___ Provided data ___
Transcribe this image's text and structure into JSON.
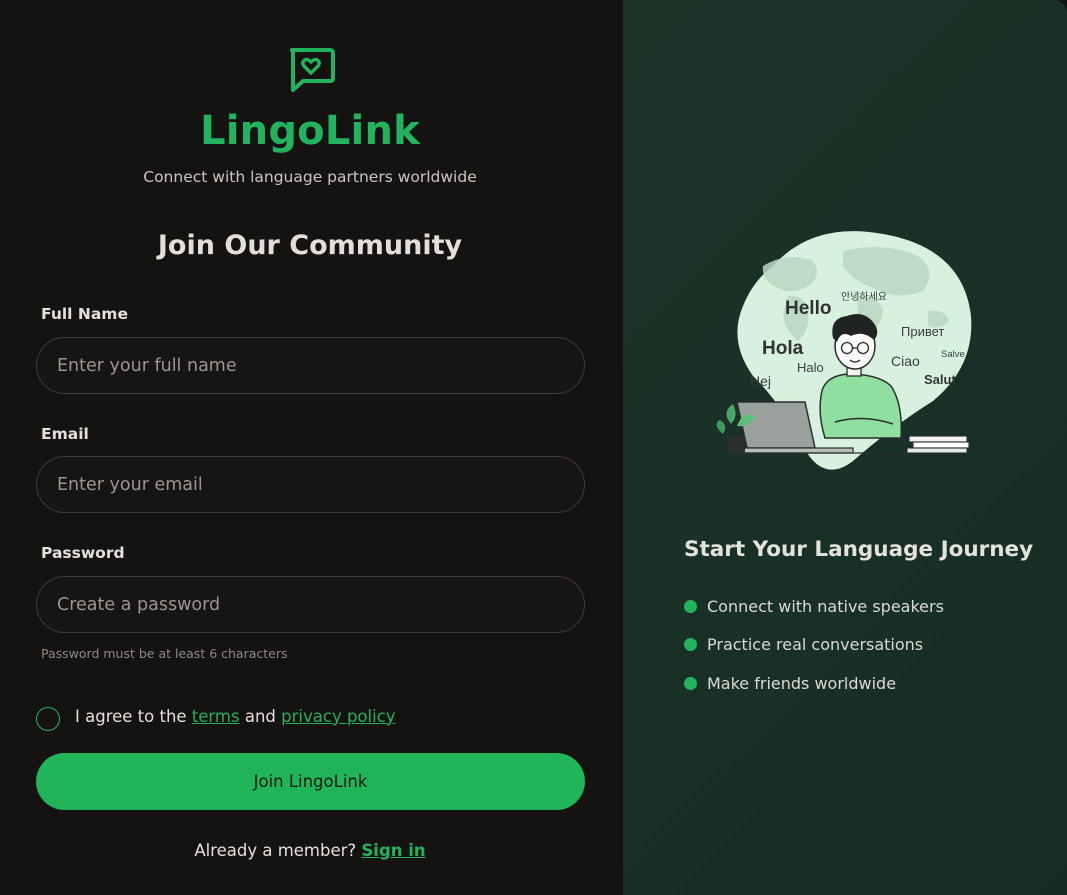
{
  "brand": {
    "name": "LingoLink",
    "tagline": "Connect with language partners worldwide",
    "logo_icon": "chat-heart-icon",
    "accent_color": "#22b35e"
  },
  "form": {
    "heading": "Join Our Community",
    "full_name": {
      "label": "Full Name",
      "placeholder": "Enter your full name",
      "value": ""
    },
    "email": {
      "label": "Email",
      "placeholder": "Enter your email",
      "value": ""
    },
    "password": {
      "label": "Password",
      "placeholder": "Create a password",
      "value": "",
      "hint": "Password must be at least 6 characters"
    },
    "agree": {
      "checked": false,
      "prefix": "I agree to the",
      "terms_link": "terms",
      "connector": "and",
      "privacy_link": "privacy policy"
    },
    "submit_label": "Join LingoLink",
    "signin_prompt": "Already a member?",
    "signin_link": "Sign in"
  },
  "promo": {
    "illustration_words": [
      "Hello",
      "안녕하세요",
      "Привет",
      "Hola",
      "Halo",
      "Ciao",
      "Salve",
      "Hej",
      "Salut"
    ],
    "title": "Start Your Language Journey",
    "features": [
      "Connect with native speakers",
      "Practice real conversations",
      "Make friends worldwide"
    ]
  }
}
___
- [Description of the task]
Return the listing above in full and without alteration, excluding its pictures.

- [Solution for this task]
Transcribe this image's text and structure into JSON.
{
  "brand": {
    "name": "LingoLink",
    "tagline": "Connect with language partners worldwide",
    "logo_icon": "chat-heart-icon",
    "accent_color": "#22b35e"
  },
  "form": {
    "heading": "Join Our Community",
    "full_name": {
      "label": "Full Name",
      "placeholder": "Enter your full name",
      "value": ""
    },
    "email": {
      "label": "Email",
      "placeholder": "Enter your email",
      "value": ""
    },
    "password": {
      "label": "Password",
      "placeholder": "Create a password",
      "value": "",
      "hint": "Password must be at least 6 characters"
    },
    "agree": {
      "checked": false,
      "prefix": "I agree to the",
      "terms_link": "terms",
      "connector": "and",
      "privacy_link": "privacy policy"
    },
    "submit_label": "Join LingoLink",
    "signin_prompt": "Already a member?",
    "signin_link": "Sign in"
  },
  "promo": {
    "illustration_words": [
      "Hello",
      "안녕하세요",
      "Привет",
      "Hola",
      "Halo",
      "Ciao",
      "Salve",
      "Hej",
      "Salut"
    ],
    "title": "Start Your Language Journey",
    "features": [
      "Connect with native speakers",
      "Practice real conversations",
      "Make friends worldwide"
    ]
  }
}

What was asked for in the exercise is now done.